** Begin Dataset content **

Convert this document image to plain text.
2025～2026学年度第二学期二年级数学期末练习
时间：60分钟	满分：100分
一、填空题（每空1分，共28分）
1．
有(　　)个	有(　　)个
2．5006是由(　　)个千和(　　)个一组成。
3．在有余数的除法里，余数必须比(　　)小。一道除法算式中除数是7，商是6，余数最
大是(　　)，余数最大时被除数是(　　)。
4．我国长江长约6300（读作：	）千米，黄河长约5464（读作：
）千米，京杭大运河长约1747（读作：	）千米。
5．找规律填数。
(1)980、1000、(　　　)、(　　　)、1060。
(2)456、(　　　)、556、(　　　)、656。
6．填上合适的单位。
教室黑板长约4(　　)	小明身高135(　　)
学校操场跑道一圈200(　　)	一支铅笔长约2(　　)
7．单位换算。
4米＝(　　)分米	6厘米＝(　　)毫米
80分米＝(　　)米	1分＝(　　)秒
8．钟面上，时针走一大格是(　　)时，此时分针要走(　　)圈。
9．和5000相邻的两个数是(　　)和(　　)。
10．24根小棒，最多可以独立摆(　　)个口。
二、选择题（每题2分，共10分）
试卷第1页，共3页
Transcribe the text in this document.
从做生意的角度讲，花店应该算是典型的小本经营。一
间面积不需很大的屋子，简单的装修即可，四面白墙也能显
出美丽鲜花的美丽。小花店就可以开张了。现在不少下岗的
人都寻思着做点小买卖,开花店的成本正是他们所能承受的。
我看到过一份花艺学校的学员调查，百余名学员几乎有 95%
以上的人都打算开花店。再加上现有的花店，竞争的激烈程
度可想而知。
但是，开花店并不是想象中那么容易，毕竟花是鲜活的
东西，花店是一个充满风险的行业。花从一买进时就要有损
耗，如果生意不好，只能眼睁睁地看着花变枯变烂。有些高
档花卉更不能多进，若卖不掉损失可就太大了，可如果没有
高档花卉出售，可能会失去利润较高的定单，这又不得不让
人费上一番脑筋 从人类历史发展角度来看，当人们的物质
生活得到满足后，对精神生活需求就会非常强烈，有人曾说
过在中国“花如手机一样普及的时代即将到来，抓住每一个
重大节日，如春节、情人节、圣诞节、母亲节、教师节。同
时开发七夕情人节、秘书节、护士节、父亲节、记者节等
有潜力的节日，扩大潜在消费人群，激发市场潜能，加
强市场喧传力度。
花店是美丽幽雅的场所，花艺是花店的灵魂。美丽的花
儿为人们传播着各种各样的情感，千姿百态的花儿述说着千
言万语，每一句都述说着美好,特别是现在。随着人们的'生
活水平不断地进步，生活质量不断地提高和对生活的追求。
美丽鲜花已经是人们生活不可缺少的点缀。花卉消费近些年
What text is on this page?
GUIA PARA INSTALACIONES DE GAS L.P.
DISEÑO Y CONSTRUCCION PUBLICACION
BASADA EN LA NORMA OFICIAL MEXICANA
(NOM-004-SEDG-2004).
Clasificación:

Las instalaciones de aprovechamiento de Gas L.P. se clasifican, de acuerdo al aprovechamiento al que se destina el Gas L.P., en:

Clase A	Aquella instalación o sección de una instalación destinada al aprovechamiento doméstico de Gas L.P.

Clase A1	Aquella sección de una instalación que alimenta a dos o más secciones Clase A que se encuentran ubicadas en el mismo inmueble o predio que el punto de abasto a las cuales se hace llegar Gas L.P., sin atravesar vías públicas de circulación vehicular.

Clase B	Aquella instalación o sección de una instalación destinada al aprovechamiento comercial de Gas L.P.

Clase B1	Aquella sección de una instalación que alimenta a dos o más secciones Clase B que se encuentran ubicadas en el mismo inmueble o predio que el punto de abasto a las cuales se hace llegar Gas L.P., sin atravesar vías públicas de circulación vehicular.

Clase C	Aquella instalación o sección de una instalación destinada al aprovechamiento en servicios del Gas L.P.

** End Dataset content **

* **Requirement**
Give the material above again, word for word.

* **Output**
Convert this document image to plain text.
2025～2026学年度第二学期二年级数学期末练习
时间：60分钟	满分：100分
一、填空题（每空1分，共28分）
1．
有(　　)个	有(　　)个
2．5006是由(　　)个千和(　　)个一组成。
3．在有余数的除法里，余数必须比(　　)小。一道除法算式中除数是7，商是6，余数最
大是(　　)，余数最大时被除数是(　　)。
4．我国长江长约6300（读作：	）千米，黄河长约5464（读作：
）千米，京杭大运河长约1747（读作：	）千米。
5．找规律填数。
(1)980、1000、(　　　)、(　　　)、1060。
(2)456、(　　　)、556、(　　　)、656。
6．填上合适的单位。
教室黑板长约4(　　)	小明身高135(　　)
学校操场跑道一圈200(　　)	一支铅笔长约2(　　)
7．单位换算。
4米＝(　　)分米	6厘米＝(　　)毫米
80分米＝(　　)米	1分＝(　　)秒
8．钟面上，时针走一大格是(　　)时，此时分针要走(　　)圈。
9．和5000相邻的两个数是(　　)和(　　)。
10．24根小棒，最多可以独立摆(　　)个口。
二、选择题（每题2分，共10分）
试卷第1页，共3页
Transcribe the text in this document.
从做生意的角度讲，花店应该算是典型的小本经营。一
间面积不需很大的屋子，简单的装修即可，四面白墙也能显
出美丽鲜花的美丽。小花店就可以开张了。现在不少下岗的
人都寻思着做点小买卖,开花店的成本正是他们所能承受的。
我看到过一份花艺学校的学员调查，百余名学员几乎有 95%
以上的人都打算开花店。再加上现有的花店，竞争的激烈程
度可想而知。
但是，开花店并不是想象中那么容易，毕竟花是鲜活的
东西，花店是一个充满风险的行业。花从一买进时就要有损
耗，如果生意不好，只能眼睁睁地看着花变枯变烂。有些高
档花卉更不能多进，若卖不掉损失可就太大了，可如果没有
高档花卉出售，可能会失去利润较高的定单，这又不得不让
人费上一番脑筋 从人类历史发展角度来看，当人们的物质
生活得到满足后，对精神生活需求就会非常强烈，有人曾说
过在中国“花如手机一样普及的时代即将到来，抓住每一个
重大节日，如春节、情人节、圣诞节、母亲节、教师节。同
时开发七夕情人节、秘书节、护士节、父亲节、记者节等
有潜力的节日，扩大潜在消费人群，激发市场潜能，加
强市场喧传力度。
花店是美丽幽雅的场所，花艺是花店的灵魂。美丽的花
儿为人们传播着各种各样的情感，千姿百态的花儿述说着千
言万语，每一句都述说着美好,特别是现在。随着人们的'生
活水平不断地进步，生活质量不断地提高和对生活的追求。
美丽鲜花已经是人们生活不可缺少的点缀。花卉消费近些年
What text is on this page?
GUIA PARA INSTALACIONES DE GAS L.P.
DISEÑO Y CONSTRUCCION PUBLICACION
BASADA EN LA NORMA OFICIAL MEXICANA
(NOM-004-SEDG-2004).
Clasificación:

Las instalaciones de aprovechamiento de Gas L.P. se clasifican, de acuerdo al aprovechamiento al que se destina el Gas L.P., en:

Clase A	Aquella instalación o sección de una instalación destinada al aprovechamiento doméstico de Gas L.P.

Clase A1	Aquella sección de una instalación que alimenta a dos o más secciones Clase A que se encuentran ubicadas en el mismo inmueble o predio que el punto de abasto a las cuales se hace llegar Gas L.P., sin atravesar vías públicas de circulación vehicular.

Clase B	Aquella instalación o sección de una instalación destinada al aprovechamiento comercial de Gas L.P.

Clase B1	Aquella sección de una instalación que alimenta a dos o más secciones Clase B que se encuentran ubicadas en el mismo inmueble o predio que el punto de abasto a las cuales se hace llegar Gas L.P., sin atravesar vías públicas de circulación vehicular.

Clase C	Aquella instalación o sección de una instalación destinada al aprovechamiento en servicios del Gas L.P.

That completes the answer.